**Work to be completed:** Below are records to be transcribed exactly; any pictures should be left out.

** Record set follows **

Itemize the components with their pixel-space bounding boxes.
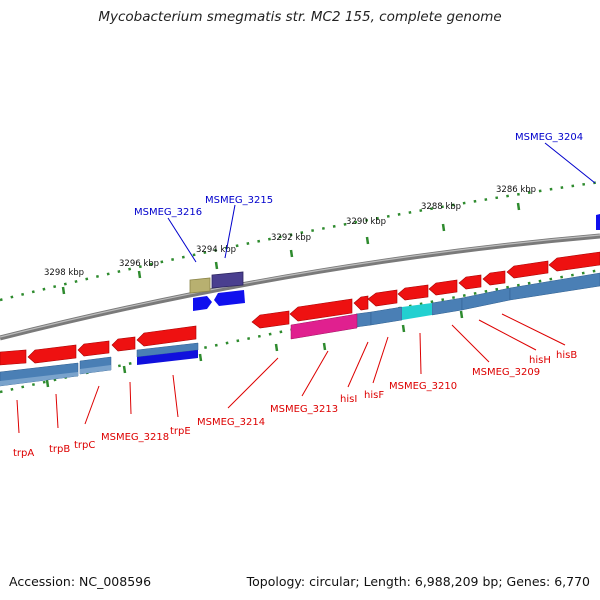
gene-label: MSMEG_3210 — [389, 381, 457, 392]
gene-label: MSMEG_3209 — [472, 367, 540, 378]
scale-label: 3288 kbp — [421, 202, 461, 212]
gene-label: hisF — [364, 390, 384, 401]
scale-label: 3296 kbp — [119, 259, 159, 269]
footer-accession: Accession: NC_008596 — [9, 574, 152, 589]
gene-arrows-red — [0, 251, 600, 366]
gene-msmeg-3218-darkblue — [137, 350, 198, 365]
label-leaders-red — [16, 313, 566, 434]
gene-msmeg-3210-cyan — [402, 303, 432, 320]
gene-label: trpB — [49, 444, 70, 455]
label-leaders-blue — [167, 142, 596, 263]
gene-label: hisH — [529, 355, 551, 366]
major-ticks-outer — [61, 202, 521, 295]
gene-label: MSMEG_3204 — [515, 132, 583, 143]
gene-label: MSMEG_3214 — [197, 417, 265, 428]
scale-label: 3292 kbp — [271, 233, 311, 243]
genome-backbone-highlight — [0, 234, 600, 338]
gene-band-blue-lower — [0, 365, 111, 386]
scale-label: 3294 kbp — [196, 245, 236, 255]
scale-label: 3290 kbp — [346, 217, 386, 227]
gene-label: MSMEG_3215 — [205, 195, 273, 206]
genome-backbone — [0, 233, 600, 341]
gene-label: hisB — [556, 350, 577, 361]
gene-blue-small-1 — [193, 296, 212, 311]
gene-label: trpA — [13, 448, 34, 459]
gene-blue-edge — [596, 214, 600, 230]
gene-label: trpE — [170, 426, 191, 437]
gene-label: MSMEG_3213 — [270, 404, 338, 415]
major-ticks-inner — [45, 310, 464, 388]
gene-label: trpC — [74, 440, 95, 451]
page-title: Mycobacterium smegmatis str. MC2 155, co… — [98, 9, 502, 25]
gene-msmeg-3216-olive — [189, 277, 211, 294]
scale-label: 3298 kbp — [44, 268, 84, 278]
gene-label: hisI — [340, 394, 357, 405]
gene-label: MSMEG_3216 — [134, 207, 202, 218]
footer-summary: Topology: circular; Length: 6,988,209 bp… — [246, 574, 590, 589]
gene-label: MSMEG_3218 — [101, 432, 169, 443]
gene-msmeg-3215-purple — [211, 271, 244, 289]
scale-label: 3286 kbp — [496, 185, 536, 195]
gene-msmeg-3213-magenta — [290, 313, 358, 340]
gene-blue-small-2 — [214, 290, 245, 306]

** End of Record set **

**Task output:**
Itemize the components with their pixel-space bounding boxes.
gene-label: MSMEG_3210 — [389, 381, 457, 392]
gene-label: MSMEG_3209 — [472, 367, 540, 378]
scale-label: 3288 kbp — [421, 202, 461, 212]
gene-label: hisF — [364, 390, 384, 401]
scale-label: 3296 kbp — [119, 259, 159, 269]
footer-accession: Accession: NC_008596 — [9, 574, 152, 589]
gene-arrows-red — [0, 251, 600, 366]
gene-msmeg-3218-darkblue — [137, 350, 198, 365]
label-leaders-red — [16, 313, 566, 434]
gene-msmeg-3210-cyan — [402, 303, 432, 320]
gene-label: trpB — [49, 444, 70, 455]
label-leaders-blue — [167, 142, 596, 263]
gene-label: hisH — [529, 355, 551, 366]
major-ticks-outer — [61, 202, 521, 295]
gene-label: MSMEG_3204 — [515, 132, 583, 143]
gene-label: MSMEG_3214 — [197, 417, 265, 428]
scale-label: 3292 kbp — [271, 233, 311, 243]
genome-backbone-highlight — [0, 234, 600, 338]
gene-band-blue-lower — [0, 365, 111, 386]
scale-label: 3294 kbp — [196, 245, 236, 255]
scale-label: 3290 kbp — [346, 217, 386, 227]
gene-label: MSMEG_3215 — [205, 195, 273, 206]
genome-backbone — [0, 233, 600, 341]
gene-label: hisB — [556, 350, 577, 361]
gene-blue-small-1 — [193, 296, 212, 311]
gene-label: trpA — [13, 448, 34, 459]
gene-blue-edge — [596, 214, 600, 230]
gene-label: trpE — [170, 426, 191, 437]
gene-label: MSMEG_3213 — [270, 404, 338, 415]
major-ticks-inner — [45, 310, 464, 388]
gene-label: trpC — [74, 440, 95, 451]
page-title: Mycobacterium smegmatis str. MC2 155, co… — [98, 9, 502, 25]
gene-msmeg-3216-olive — [189, 277, 211, 294]
scale-label: 3298 kbp — [44, 268, 84, 278]
gene-label: hisI — [340, 394, 357, 405]
gene-label: MSMEG_3216 — [134, 207, 202, 218]
footer-summary: Topology: circular; Length: 6,988,209 bp… — [246, 574, 590, 589]
gene-label: MSMEG_3218 — [101, 432, 169, 443]
gene-msmeg-3215-purple — [211, 271, 244, 289]
scale-label: 3286 kbp — [496, 185, 536, 195]
gene-msmeg-3213-magenta — [290, 313, 358, 340]
gene-blue-small-2 — [214, 290, 245, 306]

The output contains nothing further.